Soal Latihan>
a - Jawablah pertanyaan berikut berdasarkan teks tentang penjualan ADES.
(i) Berapa GPM segmen kosmetik dan segmen minuman ADES?
(ii) Berapa persen penjualan dari segmen kosmetik pada laporan Q1 2021?
(iii) Penjualan segmen apa yang disebut semakin menurun dalam 5 tahun terakhir?
b - Lanjutkan teks tentang segmen penjualan ADES dari kalimat terakhirnya.

Teks Tersedia>
####################

Sehingga, dapat kita buktikan
bahwa ADES cukup memiliki keunggulan kompetitif dari produknya.
Dapat kita lihat pula penjualan
segmen kosmetik ADES mengungguli produk minumannya dalam hal GPM, yaitu 59%
dibanding 44% akan tetapi kontribusi penjualannya masih lebih kecil dari segmen
minuman.
Apakah sebaiknya ADES lebih baik menggenjot penjualan dari segmen kosmetiknya?
Dalam 5 tahun terakhir memang kontribusi penjualan ADES dari segmen kosmetik semakin besar persentasenya. Pada laporan Q1 2021, penjualan dari segmen kosmetiknya sebesar 49%, Hal ini juga dipengaruhi oleh penjualan segmen AMDK yang semakin menurun 5 tahun terakhir.

####################

Cuplikan Data>
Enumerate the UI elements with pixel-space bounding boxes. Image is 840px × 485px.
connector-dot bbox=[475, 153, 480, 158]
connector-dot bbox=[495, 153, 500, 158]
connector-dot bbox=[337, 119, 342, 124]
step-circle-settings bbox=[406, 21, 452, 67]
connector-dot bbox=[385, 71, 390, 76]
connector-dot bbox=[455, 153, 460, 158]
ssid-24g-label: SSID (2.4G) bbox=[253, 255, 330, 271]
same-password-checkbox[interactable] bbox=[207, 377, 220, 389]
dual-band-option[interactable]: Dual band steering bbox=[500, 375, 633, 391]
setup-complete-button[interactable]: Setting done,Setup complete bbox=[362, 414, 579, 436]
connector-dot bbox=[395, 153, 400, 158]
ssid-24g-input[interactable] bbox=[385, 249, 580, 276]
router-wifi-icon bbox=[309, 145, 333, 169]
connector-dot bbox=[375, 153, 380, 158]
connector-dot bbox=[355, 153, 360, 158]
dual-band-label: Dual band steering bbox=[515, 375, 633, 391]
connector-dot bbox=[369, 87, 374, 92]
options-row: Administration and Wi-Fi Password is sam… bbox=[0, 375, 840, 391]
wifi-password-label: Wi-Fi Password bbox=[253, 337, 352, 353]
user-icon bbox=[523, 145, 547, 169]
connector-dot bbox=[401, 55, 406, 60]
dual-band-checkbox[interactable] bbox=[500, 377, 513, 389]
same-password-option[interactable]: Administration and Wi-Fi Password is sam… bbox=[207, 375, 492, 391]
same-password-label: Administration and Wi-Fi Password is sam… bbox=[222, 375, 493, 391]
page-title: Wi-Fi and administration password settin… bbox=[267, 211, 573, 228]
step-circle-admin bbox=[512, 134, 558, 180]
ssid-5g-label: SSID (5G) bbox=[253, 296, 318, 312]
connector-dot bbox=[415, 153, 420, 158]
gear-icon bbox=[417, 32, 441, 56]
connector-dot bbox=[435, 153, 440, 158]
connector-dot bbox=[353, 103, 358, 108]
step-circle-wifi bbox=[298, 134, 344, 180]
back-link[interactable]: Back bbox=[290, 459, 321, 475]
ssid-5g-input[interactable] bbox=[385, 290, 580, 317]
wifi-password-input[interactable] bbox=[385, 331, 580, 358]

####################

Jawaban Soal>
a -
(i) Segmen kosmetik 59%, segmen minuman 44%.
(ii) 49%.
(iii) Segmen AMDK.

b -
Hal mungkin karena perusahaan tidak mampu merebut market share dari segmen AMDK tersebut, karena persaingan yang sangat ketat dari market leader AQUA, serta brand yang sedang growing, yaitu CLEO.
Penulis juga tidak mampu mendapatkan data market share
perusahaan dari segmen AMDK karena masih sangat kecil.
Jadi kedepannya, penjualan dari
segmen kosmetiknya diharapkan dapat mendongkrak kinerja dari ADES.
KEKURANGAN ADES
1. Pendapatan
terus menurun sejak 2016
Ya, seperti yang
sudah dibahas diatas, meskipun dari segi net income menunjukan growth yang sangat menarik, akan tetapi
apabila kita melihat dari segi revenue,
sebenarnya ADES terus mengalami menurunan mulai dari tahun 2016.
Efisiensi perusahaan dengan menekan beban tentunya tidak dapat ditekan selamanya hingga ke titik nol, akan ada suatu saat dimana penurunan beban akan mencapai titik terendahnya.
Growth perusahaan tentu saja harus ditopang oleh kenaikan revenue itu sendiri.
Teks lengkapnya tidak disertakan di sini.